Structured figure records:
· · · · · · ·

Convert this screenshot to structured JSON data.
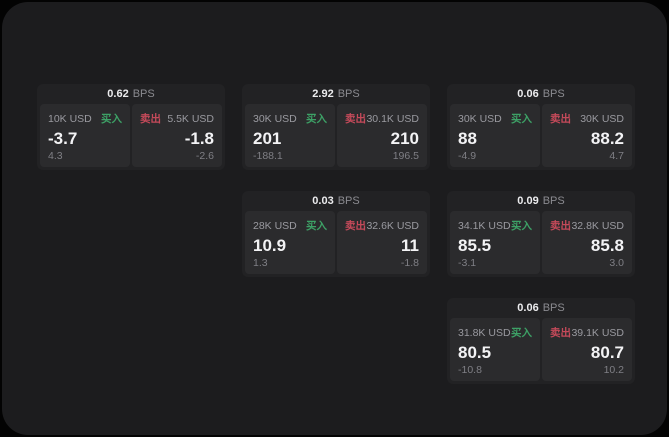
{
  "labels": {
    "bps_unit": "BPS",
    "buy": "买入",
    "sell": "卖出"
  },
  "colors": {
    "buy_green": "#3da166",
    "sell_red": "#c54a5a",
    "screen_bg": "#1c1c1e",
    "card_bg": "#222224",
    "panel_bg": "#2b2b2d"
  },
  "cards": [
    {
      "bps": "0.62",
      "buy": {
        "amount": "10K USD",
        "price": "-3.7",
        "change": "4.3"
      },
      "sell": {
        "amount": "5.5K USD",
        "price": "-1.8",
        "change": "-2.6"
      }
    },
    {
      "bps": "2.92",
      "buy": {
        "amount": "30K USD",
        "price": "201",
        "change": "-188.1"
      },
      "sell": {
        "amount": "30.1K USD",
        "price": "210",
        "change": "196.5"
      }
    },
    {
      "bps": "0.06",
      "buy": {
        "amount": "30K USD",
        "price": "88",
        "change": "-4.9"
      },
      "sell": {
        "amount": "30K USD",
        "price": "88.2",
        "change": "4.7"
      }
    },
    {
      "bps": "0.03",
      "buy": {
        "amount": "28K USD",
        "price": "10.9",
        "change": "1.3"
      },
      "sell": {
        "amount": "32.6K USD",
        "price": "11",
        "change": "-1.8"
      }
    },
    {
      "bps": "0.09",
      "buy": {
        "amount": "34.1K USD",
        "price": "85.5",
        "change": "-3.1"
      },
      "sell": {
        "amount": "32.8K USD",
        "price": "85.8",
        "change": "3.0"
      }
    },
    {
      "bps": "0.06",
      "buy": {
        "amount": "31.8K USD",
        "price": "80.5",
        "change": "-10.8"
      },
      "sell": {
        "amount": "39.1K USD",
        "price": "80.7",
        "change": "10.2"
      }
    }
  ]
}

· · · · · · ·

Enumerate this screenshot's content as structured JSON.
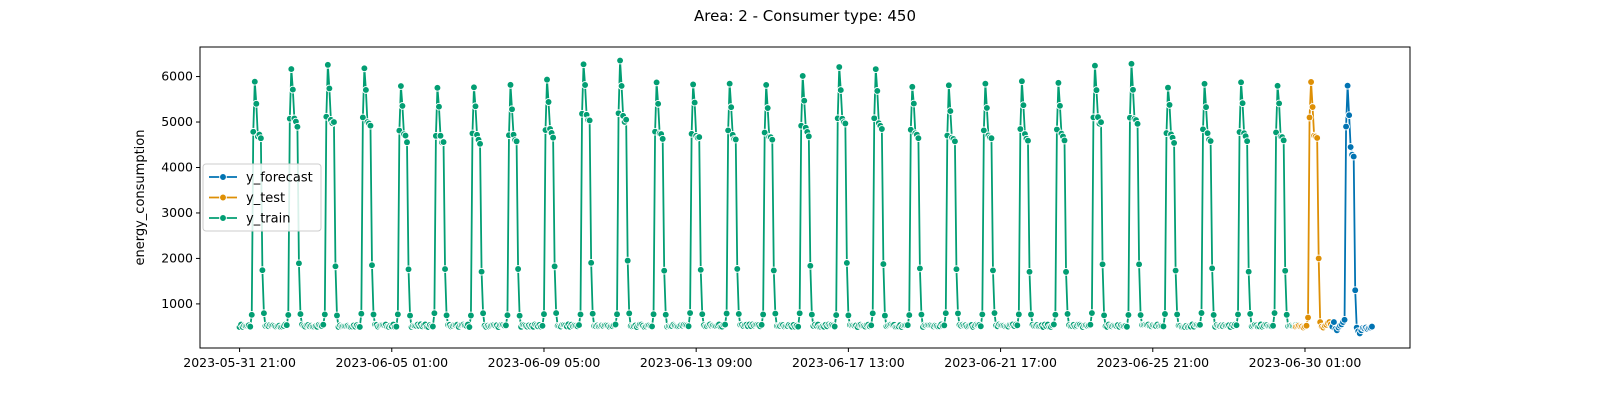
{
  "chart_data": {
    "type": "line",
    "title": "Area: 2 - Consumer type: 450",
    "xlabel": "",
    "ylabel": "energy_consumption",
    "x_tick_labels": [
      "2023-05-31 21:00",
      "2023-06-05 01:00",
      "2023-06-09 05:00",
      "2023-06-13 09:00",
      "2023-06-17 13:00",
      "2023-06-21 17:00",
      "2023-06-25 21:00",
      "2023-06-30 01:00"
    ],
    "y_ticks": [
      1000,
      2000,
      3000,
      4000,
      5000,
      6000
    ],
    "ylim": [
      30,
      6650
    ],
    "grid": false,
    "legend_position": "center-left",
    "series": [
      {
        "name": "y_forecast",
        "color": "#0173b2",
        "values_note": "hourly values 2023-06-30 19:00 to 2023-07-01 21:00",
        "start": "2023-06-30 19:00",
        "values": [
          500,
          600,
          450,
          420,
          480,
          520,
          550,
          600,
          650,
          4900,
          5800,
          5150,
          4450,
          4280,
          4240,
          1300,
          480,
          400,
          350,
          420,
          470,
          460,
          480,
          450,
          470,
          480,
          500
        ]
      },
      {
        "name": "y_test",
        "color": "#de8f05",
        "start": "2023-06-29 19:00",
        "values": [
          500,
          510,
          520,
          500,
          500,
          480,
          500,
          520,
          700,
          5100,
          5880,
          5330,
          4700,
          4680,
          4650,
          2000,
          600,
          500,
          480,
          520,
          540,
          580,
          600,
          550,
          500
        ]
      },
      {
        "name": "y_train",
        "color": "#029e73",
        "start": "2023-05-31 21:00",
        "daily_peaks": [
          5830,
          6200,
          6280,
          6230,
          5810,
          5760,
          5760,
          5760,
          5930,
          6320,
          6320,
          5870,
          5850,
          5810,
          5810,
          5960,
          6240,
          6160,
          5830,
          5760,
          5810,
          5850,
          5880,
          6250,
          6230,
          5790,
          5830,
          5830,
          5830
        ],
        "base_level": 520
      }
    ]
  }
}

· · · · · · ·

> Goal
List each line in the listing that contains the string "price".

> Response
        "price": "-3.7",
        "price": "-1.8",
        "price": "201",
        "price": "210",
        "price": "88",
        "price": "88.2",
        "price": "10.9",
        "price": "11",
        "price": "85.5",
        "price": "85.8",
        "price": "80.5",
        "price": "80.7",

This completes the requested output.